TO DO:
Copy out all lines that hold "Polycarbonate".

EXTRACTED DATA:
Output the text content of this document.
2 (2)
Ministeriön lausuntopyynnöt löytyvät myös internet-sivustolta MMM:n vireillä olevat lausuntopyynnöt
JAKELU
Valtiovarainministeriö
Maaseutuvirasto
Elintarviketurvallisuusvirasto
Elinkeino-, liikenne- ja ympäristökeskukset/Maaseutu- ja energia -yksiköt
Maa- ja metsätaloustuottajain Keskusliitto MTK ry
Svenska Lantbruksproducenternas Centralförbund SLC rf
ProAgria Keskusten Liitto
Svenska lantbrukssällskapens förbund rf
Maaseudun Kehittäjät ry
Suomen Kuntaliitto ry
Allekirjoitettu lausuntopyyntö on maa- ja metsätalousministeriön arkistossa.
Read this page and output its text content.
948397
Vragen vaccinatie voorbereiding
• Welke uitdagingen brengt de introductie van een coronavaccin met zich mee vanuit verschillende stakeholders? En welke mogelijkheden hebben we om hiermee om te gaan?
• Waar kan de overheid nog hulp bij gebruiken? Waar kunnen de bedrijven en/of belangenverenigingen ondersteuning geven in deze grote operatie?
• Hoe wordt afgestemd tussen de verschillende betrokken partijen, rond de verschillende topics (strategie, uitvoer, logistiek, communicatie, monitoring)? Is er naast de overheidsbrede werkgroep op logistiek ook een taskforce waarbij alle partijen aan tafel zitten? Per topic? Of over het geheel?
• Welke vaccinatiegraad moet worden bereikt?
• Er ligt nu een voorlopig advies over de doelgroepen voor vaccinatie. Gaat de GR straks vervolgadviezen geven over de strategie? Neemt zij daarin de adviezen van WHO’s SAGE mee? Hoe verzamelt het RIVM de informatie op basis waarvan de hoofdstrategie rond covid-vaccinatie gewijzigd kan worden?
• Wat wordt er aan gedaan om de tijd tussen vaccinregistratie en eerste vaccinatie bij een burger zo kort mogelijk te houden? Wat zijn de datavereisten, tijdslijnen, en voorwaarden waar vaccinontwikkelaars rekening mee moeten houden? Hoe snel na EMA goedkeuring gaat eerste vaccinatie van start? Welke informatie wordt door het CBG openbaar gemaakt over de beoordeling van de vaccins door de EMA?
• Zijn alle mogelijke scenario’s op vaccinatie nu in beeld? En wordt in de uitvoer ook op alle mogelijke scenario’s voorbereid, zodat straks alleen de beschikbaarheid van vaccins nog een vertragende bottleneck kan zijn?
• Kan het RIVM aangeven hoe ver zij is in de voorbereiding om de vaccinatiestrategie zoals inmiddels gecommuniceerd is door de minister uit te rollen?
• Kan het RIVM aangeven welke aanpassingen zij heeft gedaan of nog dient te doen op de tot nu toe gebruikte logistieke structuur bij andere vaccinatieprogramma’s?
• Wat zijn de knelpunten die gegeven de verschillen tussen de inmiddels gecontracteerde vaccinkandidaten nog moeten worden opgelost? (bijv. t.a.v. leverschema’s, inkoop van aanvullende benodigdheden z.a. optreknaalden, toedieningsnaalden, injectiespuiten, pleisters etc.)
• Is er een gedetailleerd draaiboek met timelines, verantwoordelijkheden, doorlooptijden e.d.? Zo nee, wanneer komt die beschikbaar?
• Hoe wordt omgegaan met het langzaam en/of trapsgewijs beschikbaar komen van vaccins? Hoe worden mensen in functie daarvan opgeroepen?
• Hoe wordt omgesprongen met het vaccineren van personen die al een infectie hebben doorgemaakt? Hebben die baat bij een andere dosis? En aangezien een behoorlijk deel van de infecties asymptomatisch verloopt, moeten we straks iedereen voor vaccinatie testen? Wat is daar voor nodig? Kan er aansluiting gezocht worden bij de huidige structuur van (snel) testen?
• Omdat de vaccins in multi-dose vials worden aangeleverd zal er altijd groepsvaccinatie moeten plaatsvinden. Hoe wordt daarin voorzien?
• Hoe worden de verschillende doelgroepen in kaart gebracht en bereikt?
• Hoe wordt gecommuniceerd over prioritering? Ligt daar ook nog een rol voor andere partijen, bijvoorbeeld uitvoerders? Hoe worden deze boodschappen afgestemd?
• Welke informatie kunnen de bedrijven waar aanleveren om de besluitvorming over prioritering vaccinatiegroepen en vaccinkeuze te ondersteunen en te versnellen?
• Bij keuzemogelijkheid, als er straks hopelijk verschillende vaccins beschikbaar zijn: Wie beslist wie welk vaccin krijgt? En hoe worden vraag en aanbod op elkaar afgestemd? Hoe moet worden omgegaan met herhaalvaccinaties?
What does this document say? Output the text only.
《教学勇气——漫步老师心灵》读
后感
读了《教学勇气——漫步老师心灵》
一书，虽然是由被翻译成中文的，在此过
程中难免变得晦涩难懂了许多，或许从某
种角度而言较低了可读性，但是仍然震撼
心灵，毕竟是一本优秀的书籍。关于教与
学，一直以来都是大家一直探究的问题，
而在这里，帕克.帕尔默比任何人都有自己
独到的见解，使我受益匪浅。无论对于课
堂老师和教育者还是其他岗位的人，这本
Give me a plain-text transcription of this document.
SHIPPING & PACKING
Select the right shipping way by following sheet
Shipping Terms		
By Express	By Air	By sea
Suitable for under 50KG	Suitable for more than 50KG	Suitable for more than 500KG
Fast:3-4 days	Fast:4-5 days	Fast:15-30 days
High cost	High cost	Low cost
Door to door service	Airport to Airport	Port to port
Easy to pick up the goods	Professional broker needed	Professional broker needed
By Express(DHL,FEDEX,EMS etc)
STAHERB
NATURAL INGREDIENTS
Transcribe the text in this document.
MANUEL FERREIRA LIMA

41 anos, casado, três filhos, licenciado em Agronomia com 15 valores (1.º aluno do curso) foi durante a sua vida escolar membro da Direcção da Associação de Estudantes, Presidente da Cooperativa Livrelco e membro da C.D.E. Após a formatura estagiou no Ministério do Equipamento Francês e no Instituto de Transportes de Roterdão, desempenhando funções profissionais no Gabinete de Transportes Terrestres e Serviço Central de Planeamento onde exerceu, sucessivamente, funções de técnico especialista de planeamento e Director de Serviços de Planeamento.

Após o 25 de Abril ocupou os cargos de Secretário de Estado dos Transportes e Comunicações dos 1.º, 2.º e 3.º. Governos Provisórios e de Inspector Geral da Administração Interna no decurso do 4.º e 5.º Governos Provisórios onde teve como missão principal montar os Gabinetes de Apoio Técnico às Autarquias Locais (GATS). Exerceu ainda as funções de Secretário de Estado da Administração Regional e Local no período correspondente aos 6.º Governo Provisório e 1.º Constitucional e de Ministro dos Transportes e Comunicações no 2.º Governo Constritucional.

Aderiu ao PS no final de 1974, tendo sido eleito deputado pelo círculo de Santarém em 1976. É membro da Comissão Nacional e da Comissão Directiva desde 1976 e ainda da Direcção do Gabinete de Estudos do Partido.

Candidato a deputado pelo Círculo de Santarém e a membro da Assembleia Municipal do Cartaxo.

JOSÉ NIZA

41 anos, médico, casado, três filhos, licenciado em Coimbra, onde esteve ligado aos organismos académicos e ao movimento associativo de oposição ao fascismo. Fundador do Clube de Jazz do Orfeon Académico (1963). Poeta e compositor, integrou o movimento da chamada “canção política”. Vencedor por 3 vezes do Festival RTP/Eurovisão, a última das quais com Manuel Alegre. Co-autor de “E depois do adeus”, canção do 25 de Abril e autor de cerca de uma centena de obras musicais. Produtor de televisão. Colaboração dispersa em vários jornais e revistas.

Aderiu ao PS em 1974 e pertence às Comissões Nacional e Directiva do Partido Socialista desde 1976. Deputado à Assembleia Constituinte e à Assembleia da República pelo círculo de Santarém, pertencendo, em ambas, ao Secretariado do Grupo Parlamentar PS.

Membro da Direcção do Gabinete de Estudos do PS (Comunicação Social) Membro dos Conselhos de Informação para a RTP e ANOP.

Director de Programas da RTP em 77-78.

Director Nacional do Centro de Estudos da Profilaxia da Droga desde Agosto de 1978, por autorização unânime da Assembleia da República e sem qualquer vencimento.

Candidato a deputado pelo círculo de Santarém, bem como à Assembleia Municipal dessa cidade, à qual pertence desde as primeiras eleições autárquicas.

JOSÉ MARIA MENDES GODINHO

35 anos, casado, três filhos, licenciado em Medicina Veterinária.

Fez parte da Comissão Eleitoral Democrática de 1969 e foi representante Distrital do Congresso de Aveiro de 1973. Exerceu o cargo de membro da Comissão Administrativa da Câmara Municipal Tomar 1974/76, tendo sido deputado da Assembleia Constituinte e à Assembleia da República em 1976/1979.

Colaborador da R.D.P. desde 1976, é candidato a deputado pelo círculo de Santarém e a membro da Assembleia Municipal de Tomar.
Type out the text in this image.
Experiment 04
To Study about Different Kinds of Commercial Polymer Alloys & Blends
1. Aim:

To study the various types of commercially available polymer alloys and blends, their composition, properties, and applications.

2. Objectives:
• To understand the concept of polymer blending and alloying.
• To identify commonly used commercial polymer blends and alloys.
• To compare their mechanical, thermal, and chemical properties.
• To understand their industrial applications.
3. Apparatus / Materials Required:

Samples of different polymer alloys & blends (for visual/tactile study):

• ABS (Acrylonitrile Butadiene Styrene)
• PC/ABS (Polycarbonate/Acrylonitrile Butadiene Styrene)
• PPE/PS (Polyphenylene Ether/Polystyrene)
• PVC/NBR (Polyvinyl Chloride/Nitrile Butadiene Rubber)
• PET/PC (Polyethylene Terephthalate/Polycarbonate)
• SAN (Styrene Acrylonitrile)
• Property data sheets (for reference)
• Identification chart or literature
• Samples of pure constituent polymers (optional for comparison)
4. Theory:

ANSWER TO THIS EXERCISE:
• PC/ABS (Polycarbonate/Acrylonitrile Butadiene Styrene)
• PET/PC (Polyethylene Terephthalate/Polycarbonate)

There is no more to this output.